• [Short problem]:
Would you restate all the data that follows, word for word?
** START OF Provided records **
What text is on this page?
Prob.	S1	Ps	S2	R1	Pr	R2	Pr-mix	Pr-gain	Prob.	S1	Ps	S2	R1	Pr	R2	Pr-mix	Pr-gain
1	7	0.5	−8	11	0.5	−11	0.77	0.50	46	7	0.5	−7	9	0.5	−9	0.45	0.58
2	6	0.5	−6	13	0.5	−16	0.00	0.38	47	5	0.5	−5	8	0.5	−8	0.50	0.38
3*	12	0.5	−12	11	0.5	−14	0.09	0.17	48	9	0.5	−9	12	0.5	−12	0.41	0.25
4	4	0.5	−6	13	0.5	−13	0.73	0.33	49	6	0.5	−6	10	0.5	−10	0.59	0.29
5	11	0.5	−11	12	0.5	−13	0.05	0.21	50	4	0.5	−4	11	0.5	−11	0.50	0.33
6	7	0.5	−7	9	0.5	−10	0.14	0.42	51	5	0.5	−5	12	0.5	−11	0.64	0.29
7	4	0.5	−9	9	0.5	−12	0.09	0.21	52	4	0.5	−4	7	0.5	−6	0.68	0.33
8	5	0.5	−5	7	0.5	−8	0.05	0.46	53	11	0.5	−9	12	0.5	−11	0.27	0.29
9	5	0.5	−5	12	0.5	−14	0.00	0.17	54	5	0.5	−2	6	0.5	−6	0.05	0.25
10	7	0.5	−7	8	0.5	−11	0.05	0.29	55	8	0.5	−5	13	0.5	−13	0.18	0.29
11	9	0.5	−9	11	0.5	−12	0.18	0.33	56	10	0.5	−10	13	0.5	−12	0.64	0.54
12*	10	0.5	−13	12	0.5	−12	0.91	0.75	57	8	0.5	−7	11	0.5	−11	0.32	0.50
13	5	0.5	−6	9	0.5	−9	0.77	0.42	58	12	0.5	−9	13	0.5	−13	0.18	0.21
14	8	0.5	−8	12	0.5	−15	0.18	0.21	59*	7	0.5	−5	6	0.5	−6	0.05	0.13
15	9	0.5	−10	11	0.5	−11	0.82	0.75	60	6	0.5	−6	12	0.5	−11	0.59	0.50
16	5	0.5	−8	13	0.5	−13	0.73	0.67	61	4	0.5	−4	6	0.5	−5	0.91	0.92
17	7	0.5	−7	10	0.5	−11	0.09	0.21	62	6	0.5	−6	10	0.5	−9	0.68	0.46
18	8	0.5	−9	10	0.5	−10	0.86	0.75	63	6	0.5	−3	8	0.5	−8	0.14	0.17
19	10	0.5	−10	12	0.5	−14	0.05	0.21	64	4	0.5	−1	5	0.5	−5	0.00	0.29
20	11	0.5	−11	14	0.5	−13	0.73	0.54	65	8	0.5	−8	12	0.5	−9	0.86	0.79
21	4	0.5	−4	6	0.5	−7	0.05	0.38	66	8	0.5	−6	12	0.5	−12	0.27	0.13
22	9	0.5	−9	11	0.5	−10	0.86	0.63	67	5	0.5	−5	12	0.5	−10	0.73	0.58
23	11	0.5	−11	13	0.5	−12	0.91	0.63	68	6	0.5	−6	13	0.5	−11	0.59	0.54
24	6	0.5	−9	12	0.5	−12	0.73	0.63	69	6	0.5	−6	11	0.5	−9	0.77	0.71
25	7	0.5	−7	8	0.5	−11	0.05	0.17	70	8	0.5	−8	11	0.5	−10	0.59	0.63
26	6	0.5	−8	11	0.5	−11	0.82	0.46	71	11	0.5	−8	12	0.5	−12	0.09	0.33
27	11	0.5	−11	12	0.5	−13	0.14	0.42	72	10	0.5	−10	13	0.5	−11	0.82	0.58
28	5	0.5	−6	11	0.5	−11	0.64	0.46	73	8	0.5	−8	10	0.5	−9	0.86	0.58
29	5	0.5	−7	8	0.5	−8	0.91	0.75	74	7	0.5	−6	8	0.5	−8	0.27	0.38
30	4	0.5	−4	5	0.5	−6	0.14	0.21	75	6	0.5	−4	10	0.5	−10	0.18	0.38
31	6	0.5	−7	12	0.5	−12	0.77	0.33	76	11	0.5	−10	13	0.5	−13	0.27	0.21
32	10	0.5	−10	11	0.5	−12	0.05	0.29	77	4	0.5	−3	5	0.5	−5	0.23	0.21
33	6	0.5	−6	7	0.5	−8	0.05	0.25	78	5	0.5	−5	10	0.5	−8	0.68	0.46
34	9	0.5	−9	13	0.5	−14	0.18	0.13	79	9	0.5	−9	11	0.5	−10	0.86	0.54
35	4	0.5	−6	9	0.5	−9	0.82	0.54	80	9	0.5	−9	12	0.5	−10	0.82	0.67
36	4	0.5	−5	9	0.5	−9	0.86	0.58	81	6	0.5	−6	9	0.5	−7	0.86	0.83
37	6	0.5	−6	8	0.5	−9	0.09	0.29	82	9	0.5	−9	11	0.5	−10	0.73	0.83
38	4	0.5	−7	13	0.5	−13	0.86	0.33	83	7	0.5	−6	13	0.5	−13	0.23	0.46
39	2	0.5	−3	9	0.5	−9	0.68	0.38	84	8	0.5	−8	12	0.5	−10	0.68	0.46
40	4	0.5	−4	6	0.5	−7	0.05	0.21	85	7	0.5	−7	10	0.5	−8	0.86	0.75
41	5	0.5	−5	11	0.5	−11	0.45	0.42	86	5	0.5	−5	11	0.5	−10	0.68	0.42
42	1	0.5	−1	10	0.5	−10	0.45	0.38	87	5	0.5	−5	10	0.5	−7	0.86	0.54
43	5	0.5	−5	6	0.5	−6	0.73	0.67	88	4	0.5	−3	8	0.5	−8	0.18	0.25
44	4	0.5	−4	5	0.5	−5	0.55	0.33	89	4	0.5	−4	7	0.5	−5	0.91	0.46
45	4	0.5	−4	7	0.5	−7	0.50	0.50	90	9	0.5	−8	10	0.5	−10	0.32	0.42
** END OF Provided records **
• [Correct answer]:
What text is on this page?
Prob.	S1	Ps	S2	R1	Pr	R2	Pr-mix	Pr-gain	Prob.	S1	Ps	S2	R1	Pr	R2	Pr-mix	Pr-gain
1	7	0.5	−8	11	0.5	−11	0.77	0.50	46	7	0.5	−7	9	0.5	−9	0.45	0.58
2	6	0.5	−6	13	0.5	−16	0.00	0.38	47	5	0.5	−5	8	0.5	−8	0.50	0.38
3*	12	0.5	−12	11	0.5	−14	0.09	0.17	48	9	0.5	−9	12	0.5	−12	0.41	0.25
4	4	0.5	−6	13	0.5	−13	0.73	0.33	49	6	0.5	−6	10	0.5	−10	0.59	0.29
5	11	0.5	−11	12	0.5	−13	0.05	0.21	50	4	0.5	−4	11	0.5	−11	0.50	0.33
6	7	0.5	−7	9	0.5	−10	0.14	0.42	51	5	0.5	−5	12	0.5	−11	0.64	0.29
7	4	0.5	−9	9	0.5	−12	0.09	0.21	52	4	0.5	−4	7	0.5	−6	0.68	0.33
8	5	0.5	−5	7	0.5	−8	0.05	0.46	53	11	0.5	−9	12	0.5	−11	0.27	0.29
9	5	0.5	−5	12	0.5	−14	0.00	0.17	54	5	0.5	−2	6	0.5	−6	0.05	0.25
10	7	0.5	−7	8	0.5	−11	0.05	0.29	55	8	0.5	−5	13	0.5	−13	0.18	0.29
11	9	0.5	−9	11	0.5	−12	0.18	0.33	56	10	0.5	−10	13	0.5	−12	0.64	0.54
12*	10	0.5	−13	12	0.5	−12	0.91	0.75	57	8	0.5	−7	11	0.5	−11	0.32	0.50
13	5	0.5	−6	9	0.5	−9	0.77	0.42	58	12	0.5	−9	13	0.5	−13	0.18	0.21
14	8	0.5	−8	12	0.5	−15	0.18	0.21	59*	7	0.5	−5	6	0.5	−6	0.05	0.13
15	9	0.5	−10	11	0.5	−11	0.82	0.75	60	6	0.5	−6	12	0.5	−11	0.59	0.50
16	5	0.5	−8	13	0.5	−13	0.73	0.67	61	4	0.5	−4	6	0.5	−5	0.91	0.92
17	7	0.5	−7	10	0.5	−11	0.09	0.21	62	6	0.5	−6	10	0.5	−9	0.68	0.46
18	8	0.5	−9	10	0.5	−10	0.86	0.75	63	6	0.5	−3	8	0.5	−8	0.14	0.17
19	10	0.5	−10	12	0.5	−14	0.05	0.21	64	4	0.5	−1	5	0.5	−5	0.00	0.29
20	11	0.5	−11	14	0.5	−13	0.73	0.54	65	8	0.5	−8	12	0.5	−9	0.86	0.79
21	4	0.5	−4	6	0.5	−7	0.05	0.38	66	8	0.5	−6	12	0.5	−12	0.27	0.13
22	9	0.5	−9	11	0.5	−10	0.86	0.63	67	5	0.5	−5	12	0.5	−10	0.73	0.58
23	11	0.5	−11	13	0.5	−12	0.91	0.63	68	6	0.5	−6	13	0.5	−11	0.59	0.54
24	6	0.5	−9	12	0.5	−12	0.73	0.63	69	6	0.5	−6	11	0.5	−9	0.77	0.71
25	7	0.5	−7	8	0.5	−11	0.05	0.17	70	8	0.5	−8	11	0.5	−10	0.59	0.63
26	6	0.5	−8	11	0.5	−11	0.82	0.46	71	11	0.5	−8	12	0.5	−12	0.09	0.33
27	11	0.5	−11	12	0.5	−13	0.14	0.42	72	10	0.5	−10	13	0.5	−11	0.82	0.58
28	5	0.5	−6	11	0.5	−11	0.64	0.46	73	8	0.5	−8	10	0.5	−9	0.86	0.58
29	5	0.5	−7	8	0.5	−8	0.91	0.75	74	7	0.5	−6	8	0.5	−8	0.27	0.38
30	4	0.5	−4	5	0.5	−6	0.14	0.21	75	6	0.5	−4	10	0.5	−10	0.18	0.38
31	6	0.5	−7	12	0.5	−12	0.77	0.33	76	11	0.5	−10	13	0.5	−13	0.27	0.21
32	10	0.5	−10	11	0.5	−12	0.05	0.29	77	4	0.5	−3	5	0.5	−5	0.23	0.21
33	6	0.5	−6	7	0.5	−8	0.05	0.25	78	5	0.5	−5	10	0.5	−8	0.68	0.46
34	9	0.5	−9	13	0.5	−14	0.18	0.13	79	9	0.5	−9	11	0.5	−10	0.86	0.54
35	4	0.5	−6	9	0.5	−9	0.82	0.54	80	9	0.5	−9	12	0.5	−10	0.82	0.67
36	4	0.5	−5	9	0.5	−9	0.86	0.58	81	6	0.5	−6	9	0.5	−7	0.86	0.83
37	6	0.5	−6	8	0.5	−9	0.09	0.29	82	9	0.5	−9	11	0.5	−10	0.73	0.83
38	4	0.5	−7	13	0.5	−13	0.86	0.33	83	7	0.5	−6	13	0.5	−13	0.23	0.46
39	2	0.5	−3	9	0.5	−9	0.68	0.38	84	8	0.5	−8	12	0.5	−10	0.68	0.46
40	4	0.5	−4	6	0.5	−7	0.05	0.21	85	7	0.5	−7	10	0.5	−8	0.86	0.75
41	5	0.5	−5	11	0.5	−11	0.45	0.42	86	5	0.5	−5	11	0.5	−10	0.68	0.42
42	1	0.5	−1	10	0.5	−10	0.45	0.38	87	5	0.5	−5	10	0.5	−7	0.86	0.54
43	5	0.5	−5	6	0.5	−6	0.73	0.67	88	4	0.5	−3	8	0.5	−8	0.18	0.25
44	4	0.5	−4	5	0.5	−5	0.55	0.33	89	4	0.5	−4	7	0.5	−5	0.91	0.46
45	4	0.5	−4	7	0.5	−7	0.50	0.50	90	9	0.5	−8	10	0.5	−10	0.32	0.42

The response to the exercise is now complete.